*INSTRUCTIONS TO FOLLOW*.
Omit every image, and transcribe the remaining entries exactly as given.
BEGIN
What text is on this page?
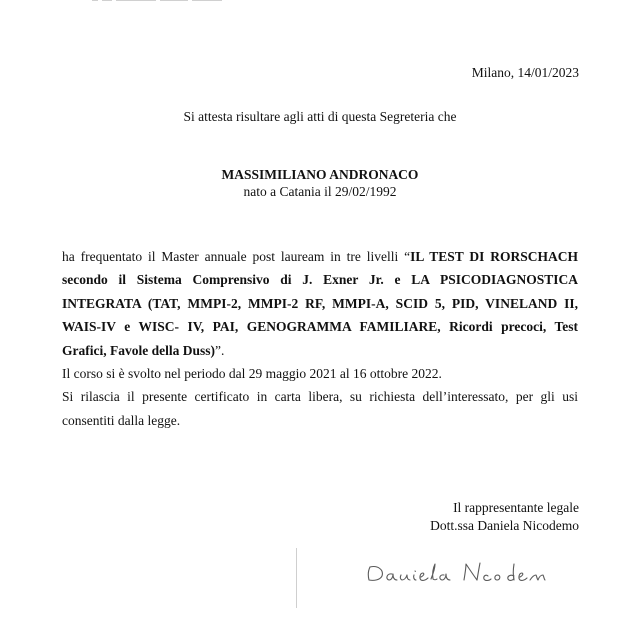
Milano, 14/01/2023
Si attesta risultare agli atti di questa Segreteria che
MASSIMILIANO ANDRONACO
nato a Catania il 29/02/1992

ha frequentato il Master annuale post lauream in tre livelli “IL TEST DI RORSCHACH secondo il Sistema Comprensivo di J. Exner Jr. e LA PSICODIAGNOSTICA INTEGRATA (TAT, MMPI-2, MMPI-2 RF, MMPI-A, SCID 5, PID, VINELAND II, WAIS-IV e WISC- IV, PAI, GENOGRAMMA FAMILIARE, Ricordi precoci, Test Grafici, Favole della Duss)”.

Il corso si è svolto nel periodo dal 29 maggio 2021 al 16 ottobre 2022.

Si rilascia il presente certificato in carta libera, su richiesta dell’interessato, per gli usi consentiti dalla legge.

Il rappresentante legale
Dott.ssa Daniela Nicodemo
END
*RESPONSE FOR THIS EXERCISE*.
What text is on this page?
Milano, 14/01/2023
Si attesta risultare agli atti di questa Segreteria che
MASSIMILIANO ANDRONACO
nato a Catania il 29/02/1992

ha frequentato il Master annuale post lauream in tre livelli “IL TEST DI RORSCHACH secondo il Sistema Comprensivo di J. Exner Jr. e LA PSICODIAGNOSTICA INTEGRATA (TAT, MMPI-2, MMPI-2 RF, MMPI-A, SCID 5, PID, VINELAND II, WAIS-IV e WISC- IV, PAI, GENOGRAMMA FAMILIARE, Ricordi precoci, Test Grafici, Favole della Duss)”.

Il corso si è svolto nel periodo dal 29 maggio 2021 al 16 ottobre 2022.

Si rilascia il presente certificato in carta libera, su richiesta dell’interessato, per gli usi consentiti dalla legge.

Il rappresentante legale
Dott.ssa Daniela Nicodemo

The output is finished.